Stored records
§ §

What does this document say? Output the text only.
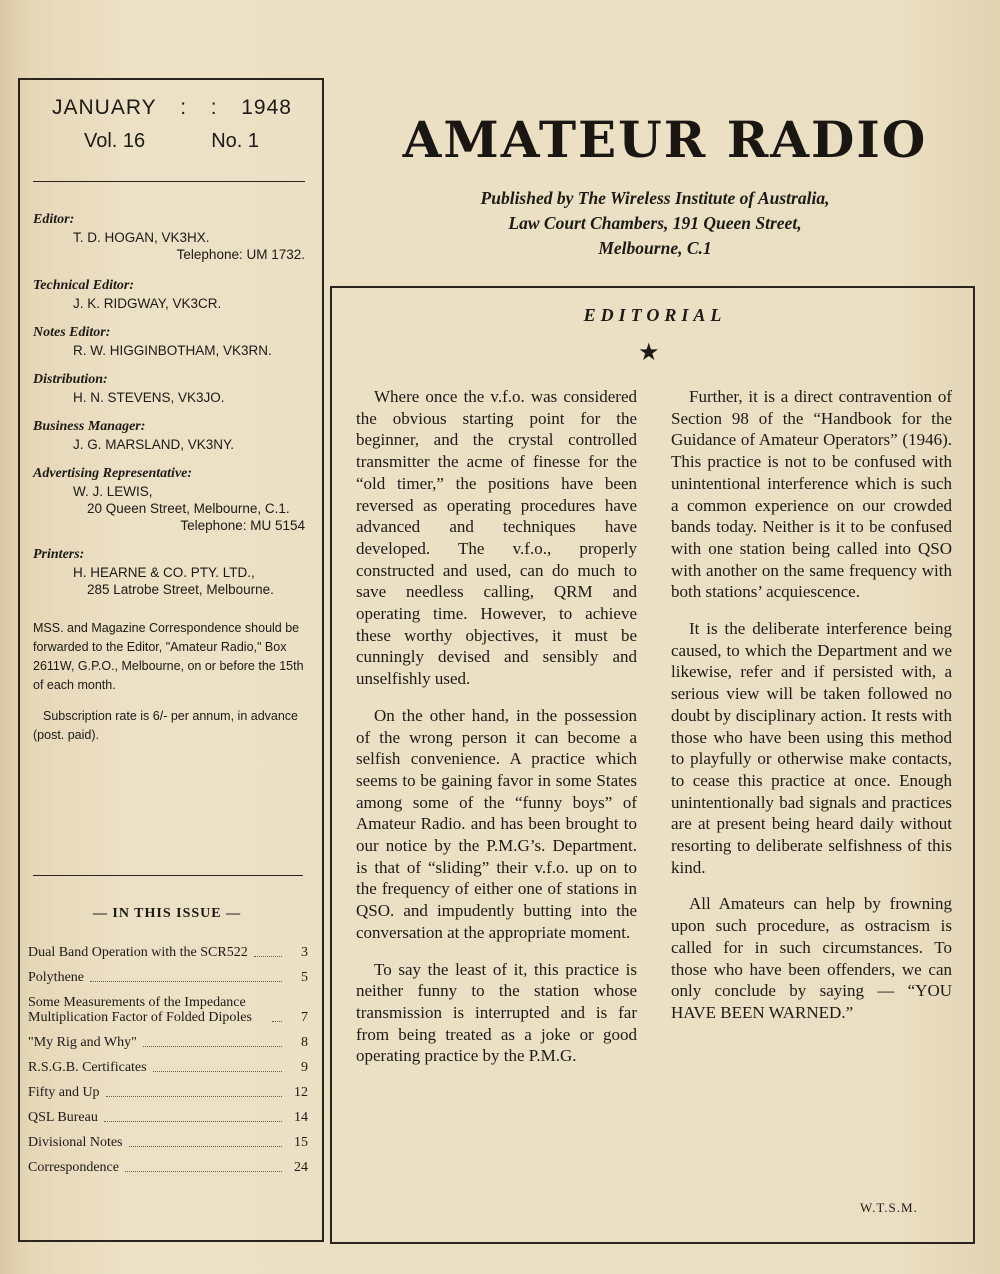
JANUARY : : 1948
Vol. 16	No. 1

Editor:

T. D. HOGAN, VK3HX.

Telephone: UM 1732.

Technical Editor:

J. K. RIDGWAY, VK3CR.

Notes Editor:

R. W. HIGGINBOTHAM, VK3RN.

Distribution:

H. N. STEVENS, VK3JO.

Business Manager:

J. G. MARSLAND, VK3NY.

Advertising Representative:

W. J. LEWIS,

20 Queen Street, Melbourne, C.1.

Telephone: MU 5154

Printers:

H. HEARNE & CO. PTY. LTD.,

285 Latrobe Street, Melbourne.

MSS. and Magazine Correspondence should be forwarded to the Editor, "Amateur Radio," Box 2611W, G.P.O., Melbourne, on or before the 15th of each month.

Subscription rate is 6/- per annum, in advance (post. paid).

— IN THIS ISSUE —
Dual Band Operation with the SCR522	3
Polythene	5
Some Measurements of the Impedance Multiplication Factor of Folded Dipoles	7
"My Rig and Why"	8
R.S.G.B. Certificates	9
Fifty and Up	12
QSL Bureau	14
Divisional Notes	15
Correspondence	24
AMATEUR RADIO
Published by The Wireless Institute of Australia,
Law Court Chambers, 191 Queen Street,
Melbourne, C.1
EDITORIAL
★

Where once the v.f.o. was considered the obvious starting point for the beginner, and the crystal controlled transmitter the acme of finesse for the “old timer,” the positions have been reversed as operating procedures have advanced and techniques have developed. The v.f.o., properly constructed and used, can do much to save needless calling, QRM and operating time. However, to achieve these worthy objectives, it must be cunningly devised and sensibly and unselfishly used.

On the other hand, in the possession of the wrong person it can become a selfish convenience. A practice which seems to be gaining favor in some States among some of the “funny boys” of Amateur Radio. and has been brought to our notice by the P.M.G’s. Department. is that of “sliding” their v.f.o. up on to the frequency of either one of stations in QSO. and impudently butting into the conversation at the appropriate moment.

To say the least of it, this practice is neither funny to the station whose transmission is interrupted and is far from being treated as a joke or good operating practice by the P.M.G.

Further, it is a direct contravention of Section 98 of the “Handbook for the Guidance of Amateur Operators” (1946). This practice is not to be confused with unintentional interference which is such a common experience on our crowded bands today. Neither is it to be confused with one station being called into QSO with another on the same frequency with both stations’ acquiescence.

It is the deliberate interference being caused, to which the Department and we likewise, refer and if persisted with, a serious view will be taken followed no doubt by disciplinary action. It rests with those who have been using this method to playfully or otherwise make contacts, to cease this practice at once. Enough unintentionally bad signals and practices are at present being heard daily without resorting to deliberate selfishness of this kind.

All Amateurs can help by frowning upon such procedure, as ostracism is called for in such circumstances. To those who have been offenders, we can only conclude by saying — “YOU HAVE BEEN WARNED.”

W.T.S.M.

§ §

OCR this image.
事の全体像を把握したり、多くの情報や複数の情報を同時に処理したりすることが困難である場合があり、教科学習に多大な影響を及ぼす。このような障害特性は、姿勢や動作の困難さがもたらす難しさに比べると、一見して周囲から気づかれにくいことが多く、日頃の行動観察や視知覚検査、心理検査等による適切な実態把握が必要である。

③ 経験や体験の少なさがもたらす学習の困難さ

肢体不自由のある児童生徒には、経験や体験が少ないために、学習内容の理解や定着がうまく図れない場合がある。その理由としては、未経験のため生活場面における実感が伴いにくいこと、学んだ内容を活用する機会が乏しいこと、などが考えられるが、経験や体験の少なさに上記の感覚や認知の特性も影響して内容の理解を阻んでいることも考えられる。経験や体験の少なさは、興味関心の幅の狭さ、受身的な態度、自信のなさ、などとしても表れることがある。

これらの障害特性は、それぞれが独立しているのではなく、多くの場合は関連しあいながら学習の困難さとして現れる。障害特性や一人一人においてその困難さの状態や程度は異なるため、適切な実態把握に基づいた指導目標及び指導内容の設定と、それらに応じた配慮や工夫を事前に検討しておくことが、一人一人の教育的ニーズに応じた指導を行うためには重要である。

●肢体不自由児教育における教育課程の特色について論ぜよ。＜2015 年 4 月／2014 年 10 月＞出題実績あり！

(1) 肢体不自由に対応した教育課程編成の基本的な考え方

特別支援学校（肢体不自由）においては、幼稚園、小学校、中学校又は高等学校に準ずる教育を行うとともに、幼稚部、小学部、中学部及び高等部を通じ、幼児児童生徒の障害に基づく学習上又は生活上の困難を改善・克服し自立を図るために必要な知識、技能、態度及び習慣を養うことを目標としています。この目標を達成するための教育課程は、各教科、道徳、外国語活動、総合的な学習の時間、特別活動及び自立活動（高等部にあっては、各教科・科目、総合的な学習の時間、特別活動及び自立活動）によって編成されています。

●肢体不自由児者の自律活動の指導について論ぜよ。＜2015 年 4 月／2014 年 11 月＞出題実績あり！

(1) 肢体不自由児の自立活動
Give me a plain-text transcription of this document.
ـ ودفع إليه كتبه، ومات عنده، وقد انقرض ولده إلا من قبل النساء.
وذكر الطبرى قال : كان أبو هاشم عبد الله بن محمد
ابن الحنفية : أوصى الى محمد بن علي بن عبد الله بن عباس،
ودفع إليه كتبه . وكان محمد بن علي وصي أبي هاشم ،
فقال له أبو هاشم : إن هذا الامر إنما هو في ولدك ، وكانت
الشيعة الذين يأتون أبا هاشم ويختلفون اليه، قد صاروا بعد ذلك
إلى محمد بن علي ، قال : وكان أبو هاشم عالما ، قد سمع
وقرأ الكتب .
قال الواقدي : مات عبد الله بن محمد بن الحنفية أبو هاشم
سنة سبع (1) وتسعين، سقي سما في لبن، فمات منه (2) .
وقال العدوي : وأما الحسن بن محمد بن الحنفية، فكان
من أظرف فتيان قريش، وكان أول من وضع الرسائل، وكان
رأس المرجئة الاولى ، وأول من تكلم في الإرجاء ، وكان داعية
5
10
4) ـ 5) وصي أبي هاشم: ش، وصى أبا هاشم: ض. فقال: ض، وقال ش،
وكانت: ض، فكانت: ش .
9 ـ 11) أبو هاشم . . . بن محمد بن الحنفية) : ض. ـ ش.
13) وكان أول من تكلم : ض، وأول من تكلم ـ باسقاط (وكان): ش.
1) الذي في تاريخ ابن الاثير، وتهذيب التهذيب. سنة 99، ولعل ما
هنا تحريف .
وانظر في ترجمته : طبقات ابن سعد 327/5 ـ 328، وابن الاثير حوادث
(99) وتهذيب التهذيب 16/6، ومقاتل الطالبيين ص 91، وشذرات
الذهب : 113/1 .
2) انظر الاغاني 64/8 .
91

§ §

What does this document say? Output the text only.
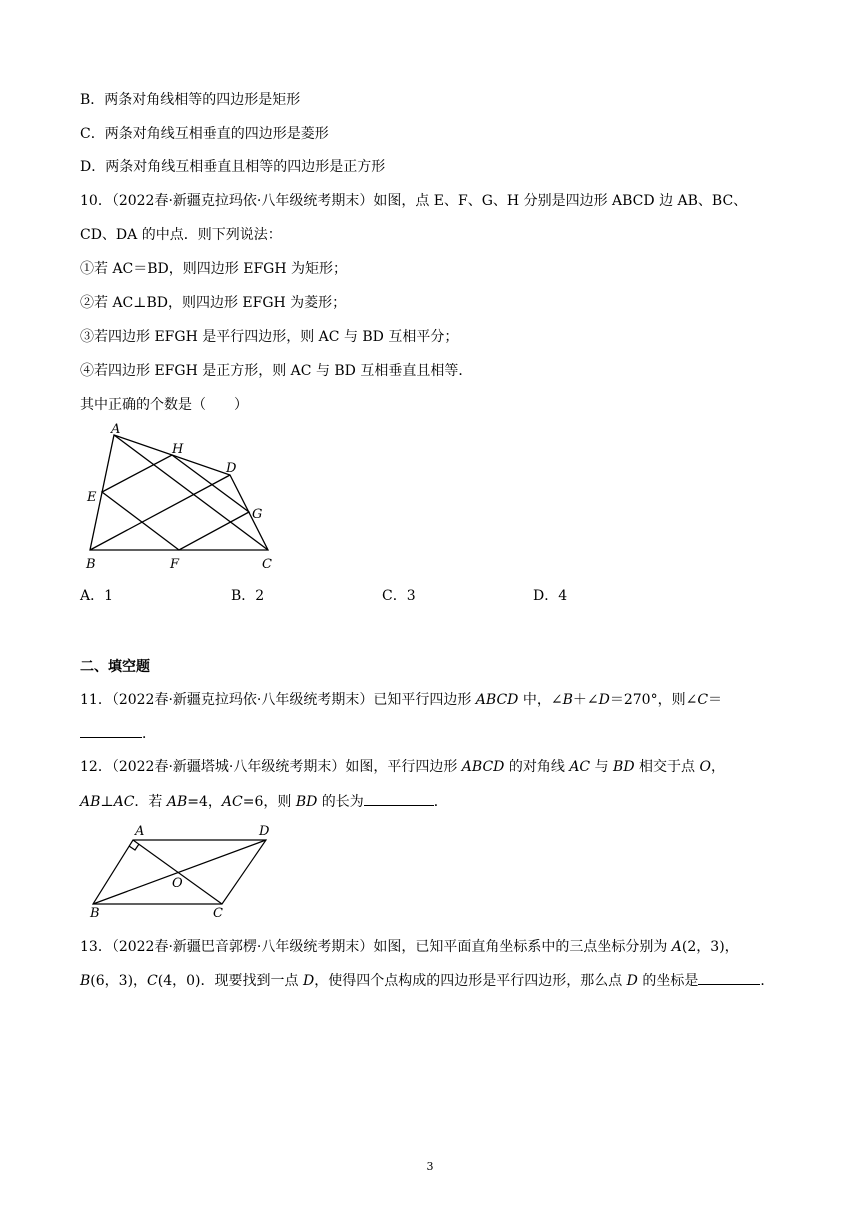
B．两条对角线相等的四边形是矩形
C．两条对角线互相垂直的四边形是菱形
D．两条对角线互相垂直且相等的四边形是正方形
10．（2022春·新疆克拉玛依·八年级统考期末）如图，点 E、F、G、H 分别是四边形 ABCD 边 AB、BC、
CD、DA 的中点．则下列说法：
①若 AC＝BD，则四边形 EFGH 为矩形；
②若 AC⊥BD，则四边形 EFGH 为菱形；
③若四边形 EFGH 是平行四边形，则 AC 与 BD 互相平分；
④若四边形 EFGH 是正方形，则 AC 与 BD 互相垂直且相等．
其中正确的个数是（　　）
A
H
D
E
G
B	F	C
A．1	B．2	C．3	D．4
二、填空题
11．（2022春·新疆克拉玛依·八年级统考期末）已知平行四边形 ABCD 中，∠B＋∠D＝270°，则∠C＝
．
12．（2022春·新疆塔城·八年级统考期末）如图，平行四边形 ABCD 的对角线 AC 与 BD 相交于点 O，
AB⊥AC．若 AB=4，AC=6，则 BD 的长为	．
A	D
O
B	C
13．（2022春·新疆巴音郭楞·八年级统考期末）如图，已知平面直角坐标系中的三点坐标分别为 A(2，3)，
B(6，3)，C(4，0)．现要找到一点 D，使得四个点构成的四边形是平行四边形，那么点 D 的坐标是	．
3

§ §

Task brief.
Which lines hold the string "الحنفية"? Copy all of them from the data above.

Worked solution.
ابن الحنفية : أوصى الى محمد بن علي بن عبد الله بن عباس،
قال الواقدي : مات عبد الله بن محمد بن الحنفية أبو هاشم
وقال العدوي : وأما الحسن بن محمد بن الحنفية، فكان
9 ـ 11) أبو هاشم . . . بن محمد بن الحنفية) : ض. ـ ش.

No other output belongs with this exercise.